OBJECTIVE: Repeat every entry in the listing below, exactly.

SOURCE RECORDS:
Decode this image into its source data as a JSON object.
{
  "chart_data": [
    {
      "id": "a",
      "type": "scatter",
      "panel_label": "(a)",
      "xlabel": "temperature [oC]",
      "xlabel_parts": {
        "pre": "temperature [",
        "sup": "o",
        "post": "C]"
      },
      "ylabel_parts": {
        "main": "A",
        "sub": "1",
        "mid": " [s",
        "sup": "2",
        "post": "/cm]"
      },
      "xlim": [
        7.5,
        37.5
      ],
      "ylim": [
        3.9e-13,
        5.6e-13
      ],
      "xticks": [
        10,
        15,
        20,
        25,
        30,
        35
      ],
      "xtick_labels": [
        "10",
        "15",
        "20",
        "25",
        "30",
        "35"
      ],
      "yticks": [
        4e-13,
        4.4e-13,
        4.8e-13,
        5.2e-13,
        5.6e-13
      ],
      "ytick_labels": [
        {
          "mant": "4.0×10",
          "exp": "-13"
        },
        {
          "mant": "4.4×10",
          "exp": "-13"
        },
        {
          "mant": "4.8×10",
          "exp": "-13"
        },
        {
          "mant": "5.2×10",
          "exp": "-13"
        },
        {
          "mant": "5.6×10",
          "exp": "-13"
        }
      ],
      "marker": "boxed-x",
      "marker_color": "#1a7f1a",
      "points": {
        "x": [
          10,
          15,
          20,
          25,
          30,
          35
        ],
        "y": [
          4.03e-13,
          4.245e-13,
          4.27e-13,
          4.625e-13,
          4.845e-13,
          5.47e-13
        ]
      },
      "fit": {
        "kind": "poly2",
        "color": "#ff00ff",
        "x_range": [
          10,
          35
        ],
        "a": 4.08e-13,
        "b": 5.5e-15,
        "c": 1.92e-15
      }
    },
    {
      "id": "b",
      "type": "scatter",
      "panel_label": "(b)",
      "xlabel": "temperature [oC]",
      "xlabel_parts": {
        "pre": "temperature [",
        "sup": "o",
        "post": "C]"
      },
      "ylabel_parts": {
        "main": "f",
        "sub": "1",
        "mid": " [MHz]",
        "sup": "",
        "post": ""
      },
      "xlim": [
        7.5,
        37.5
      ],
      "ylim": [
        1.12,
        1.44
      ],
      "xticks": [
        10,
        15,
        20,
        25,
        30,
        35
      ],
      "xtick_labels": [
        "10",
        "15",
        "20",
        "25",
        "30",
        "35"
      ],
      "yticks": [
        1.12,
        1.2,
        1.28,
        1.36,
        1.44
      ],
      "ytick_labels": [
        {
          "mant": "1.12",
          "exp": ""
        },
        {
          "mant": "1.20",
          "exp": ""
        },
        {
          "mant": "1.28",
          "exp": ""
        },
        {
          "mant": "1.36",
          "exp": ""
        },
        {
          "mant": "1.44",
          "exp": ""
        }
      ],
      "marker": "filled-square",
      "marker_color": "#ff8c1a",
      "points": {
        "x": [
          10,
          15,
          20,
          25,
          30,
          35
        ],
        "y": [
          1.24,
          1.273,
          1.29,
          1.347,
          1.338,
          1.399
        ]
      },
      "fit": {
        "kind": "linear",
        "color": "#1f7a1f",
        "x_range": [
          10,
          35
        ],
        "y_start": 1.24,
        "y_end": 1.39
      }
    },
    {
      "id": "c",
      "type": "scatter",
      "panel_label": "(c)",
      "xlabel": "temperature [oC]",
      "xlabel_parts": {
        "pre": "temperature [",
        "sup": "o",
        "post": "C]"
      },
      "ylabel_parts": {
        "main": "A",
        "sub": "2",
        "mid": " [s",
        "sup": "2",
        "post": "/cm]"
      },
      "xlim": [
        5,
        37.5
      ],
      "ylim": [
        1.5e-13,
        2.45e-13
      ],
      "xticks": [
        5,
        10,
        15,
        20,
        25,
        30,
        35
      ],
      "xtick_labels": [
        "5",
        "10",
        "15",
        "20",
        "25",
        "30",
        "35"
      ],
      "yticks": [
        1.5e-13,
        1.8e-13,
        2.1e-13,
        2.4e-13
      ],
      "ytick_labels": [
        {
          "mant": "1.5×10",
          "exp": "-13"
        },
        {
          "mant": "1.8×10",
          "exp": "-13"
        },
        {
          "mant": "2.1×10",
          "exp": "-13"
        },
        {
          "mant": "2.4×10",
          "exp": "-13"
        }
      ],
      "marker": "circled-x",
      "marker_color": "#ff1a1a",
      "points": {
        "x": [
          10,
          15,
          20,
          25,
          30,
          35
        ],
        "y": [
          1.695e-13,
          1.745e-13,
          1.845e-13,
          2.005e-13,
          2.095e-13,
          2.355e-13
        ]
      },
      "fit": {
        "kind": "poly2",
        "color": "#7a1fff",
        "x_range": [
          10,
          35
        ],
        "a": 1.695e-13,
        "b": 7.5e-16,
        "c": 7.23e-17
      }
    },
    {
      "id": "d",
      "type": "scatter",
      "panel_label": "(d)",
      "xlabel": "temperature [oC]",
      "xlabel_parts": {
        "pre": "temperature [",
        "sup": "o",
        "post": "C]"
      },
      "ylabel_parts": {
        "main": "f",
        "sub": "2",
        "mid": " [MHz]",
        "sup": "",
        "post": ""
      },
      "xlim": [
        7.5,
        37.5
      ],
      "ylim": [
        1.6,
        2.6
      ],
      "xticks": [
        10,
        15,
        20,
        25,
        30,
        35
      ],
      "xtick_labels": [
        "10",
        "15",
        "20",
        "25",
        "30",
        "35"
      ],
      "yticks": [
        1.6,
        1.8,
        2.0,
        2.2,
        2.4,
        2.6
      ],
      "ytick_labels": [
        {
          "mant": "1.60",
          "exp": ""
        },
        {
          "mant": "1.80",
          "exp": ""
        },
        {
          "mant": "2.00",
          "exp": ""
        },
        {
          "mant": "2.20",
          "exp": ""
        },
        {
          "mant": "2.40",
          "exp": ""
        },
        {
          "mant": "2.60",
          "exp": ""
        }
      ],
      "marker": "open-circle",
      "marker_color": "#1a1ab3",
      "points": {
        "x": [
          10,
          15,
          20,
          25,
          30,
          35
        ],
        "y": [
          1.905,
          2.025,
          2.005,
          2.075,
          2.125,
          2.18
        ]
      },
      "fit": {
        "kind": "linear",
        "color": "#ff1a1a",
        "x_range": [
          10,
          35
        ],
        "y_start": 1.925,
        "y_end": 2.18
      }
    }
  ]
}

THE COMPLETED TASK:
Decode this image into its source data as a JSON object.
{
  "chart_data": [
    {
      "id": "a",
      "type": "scatter",
      "panel_label": "(a)",
      "xlabel": "temperature [oC]",
      "xlabel_parts": {
        "pre": "temperature [",
        "sup": "o",
        "post": "C]"
      },
      "ylabel_parts": {
        "main": "A",
        "sub": "1",
        "mid": " [s",
        "sup": "2",
        "post": "/cm]"
      },
      "xlim": [
        7.5,
        37.5
      ],
      "ylim": [
        3.9e-13,
        5.6e-13
      ],
      "xticks": [
        10,
        15,
        20,
        25,
        30,
        35
      ],
      "xtick_labels": [
        "10",
        "15",
        "20",
        "25",
        "30",
        "35"
      ],
      "yticks": [
        4e-13,
        4.4e-13,
        4.8e-13,
        5.2e-13,
        5.6e-13
      ],
      "ytick_labels": [
        {
          "mant": "4.0×10",
          "exp": "-13"
        },
        {
          "mant": "4.4×10",
          "exp": "-13"
        },
        {
          "mant": "4.8×10",
          "exp": "-13"
        },
        {
          "mant": "5.2×10",
          "exp": "-13"
        },
        {
          "mant": "5.6×10",
          "exp": "-13"
        }
      ],
      "marker": "boxed-x",
      "marker_color": "#1a7f1a",
      "points": {
        "x": [
          10,
          15,
          20,
          25,
          30,
          35
        ],
        "y": [
          4.03e-13,
          4.245e-13,
          4.27e-13,
          4.625e-13,
          4.845e-13,
          5.47e-13
        ]
      },
      "fit": {
        "kind": "poly2",
        "color": "#ff00ff",
        "x_range": [
          10,
          35
        ],
        "a": 4.08e-13,
        "b": 5.5e-15,
        "c": 1.92e-15
      }
    },
    {
      "id": "b",
      "type": "scatter",
      "panel_label": "(b)",
      "xlabel": "temperature [oC]",
      "xlabel_parts": {
        "pre": "temperature [",
        "sup": "o",
        "post": "C]"
      },
      "ylabel_parts": {
        "main": "f",
        "sub": "1",
        "mid": " [MHz]",
        "sup": "",
        "post": ""
      },
      "xlim": [
        7.5,
        37.5
      ],
      "ylim": [
        1.12,
        1.44
      ],
      "xticks": [
        10,
        15,
        20,
        25,
        30,
        35
      ],
      "xtick_labels": [
        "10",
        "15",
        "20",
        "25",
        "30",
        "35"
      ],
      "yticks": [
        1.12,
        1.2,
        1.28,
        1.36,
        1.44
      ],
      "ytick_labels": [
        {
          "mant": "1.12",
          "exp": ""
        },
        {
          "mant": "1.20",
          "exp": ""
        },
        {
          "mant": "1.28",
          "exp": ""
        },
        {
          "mant": "1.36",
          "exp": ""
        },
        {
          "mant": "1.44",
          "exp": ""
        }
      ],
      "marker": "filled-square",
      "marker_color": "#ff8c1a",
      "points": {
        "x": [
          10,
          15,
          20,
          25,
          30,
          35
        ],
        "y": [
          1.24,
          1.273,
          1.29,
          1.347,
          1.338,
          1.399
        ]
      },
      "fit": {
        "kind": "linear",
        "color": "#1f7a1f",
        "x_range": [
          10,
          35
        ],
        "y_start": 1.24,
        "y_end": 1.39
      }
    },
    {
      "id": "c",
      "type": "scatter",
      "panel_label": "(c)",
      "xlabel": "temperature [oC]",
      "xlabel_parts": {
        "pre": "temperature [",
        "sup": "o",
        "post": "C]"
      },
      "ylabel_parts": {
        "main": "A",
        "sub": "2",
        "mid": " [s",
        "sup": "2",
        "post": "/cm]"
      },
      "xlim": [
        5,
        37.5
      ],
      "ylim": [
        1.5e-13,
        2.45e-13
      ],
      "xticks": [
        5,
        10,
        15,
        20,
        25,
        30,
        35
      ],
      "xtick_labels": [
        "5",
        "10",
        "15",
        "20",
        "25",
        "30",
        "35"
      ],
      "yticks": [
        1.5e-13,
        1.8e-13,
        2.1e-13,
        2.4e-13
      ],
      "ytick_labels": [
        {
          "mant": "1.5×10",
          "exp": "-13"
        },
        {
          "mant": "1.8×10",
          "exp": "-13"
        },
        {
          "mant": "2.1×10",
          "exp": "-13"
        },
        {
          "mant": "2.4×10",
          "exp": "-13"
        }
      ],
      "marker": "circled-x",
      "marker_color": "#ff1a1a",
      "points": {
        "x": [
          10,
          15,
          20,
          25,
          30,
          35
        ],
        "y": [
          1.695e-13,
          1.745e-13,
          1.845e-13,
          2.005e-13,
          2.095e-13,
          2.355e-13
        ]
      },
      "fit": {
        "kind": "poly2",
        "color": "#7a1fff",
        "x_range": [
          10,
          35
        ],
        "a": 1.695e-13,
        "b": 7.5e-16,
        "c": 7.23e-17
      }
    },
    {
      "id": "d",
      "type": "scatter",
      "panel_label": "(d)",
      "xlabel": "temperature [oC]",
      "xlabel_parts": {
        "pre": "temperature [",
        "sup": "o",
        "post": "C]"
      },
      "ylabel_parts": {
        "main": "f",
        "sub": "2",
        "mid": " [MHz]",
        "sup": "",
        "post": ""
      },
      "xlim": [
        7.5,
        37.5
      ],
      "ylim": [
        1.6,
        2.6
      ],
      "xticks": [
        10,
        15,
        20,
        25,
        30,
        35
      ],
      "xtick_labels": [
        "10",
        "15",
        "20",
        "25",
        "30",
        "35"
      ],
      "yticks": [
        1.6,
        1.8,
        2.0,
        2.2,
        2.4,
        2.6
      ],
      "ytick_labels": [
        {
          "mant": "1.60",
          "exp": ""
        },
        {
          "mant": "1.80",
          "exp": ""
        },
        {
          "mant": "2.00",
          "exp": ""
        },
        {
          "mant": "2.20",
          "exp": ""
        },
        {
          "mant": "2.40",
          "exp": ""
        },
        {
          "mant": "2.60",
          "exp": ""
        }
      ],
      "marker": "open-circle",
      "marker_color": "#1a1ab3",
      "points": {
        "x": [
          10,
          15,
          20,
          25,
          30,
          35
        ],
        "y": [
          1.905,
          2.025,
          2.005,
          2.075,
          2.125,
          2.18
        ]
      },
      "fit": {
        "kind": "linear",
        "color": "#ff1a1a",
        "x_range": [
          10,
          35
        ],
        "y_start": 1.925,
        "y_end": 2.18
      }
    }
  ]
}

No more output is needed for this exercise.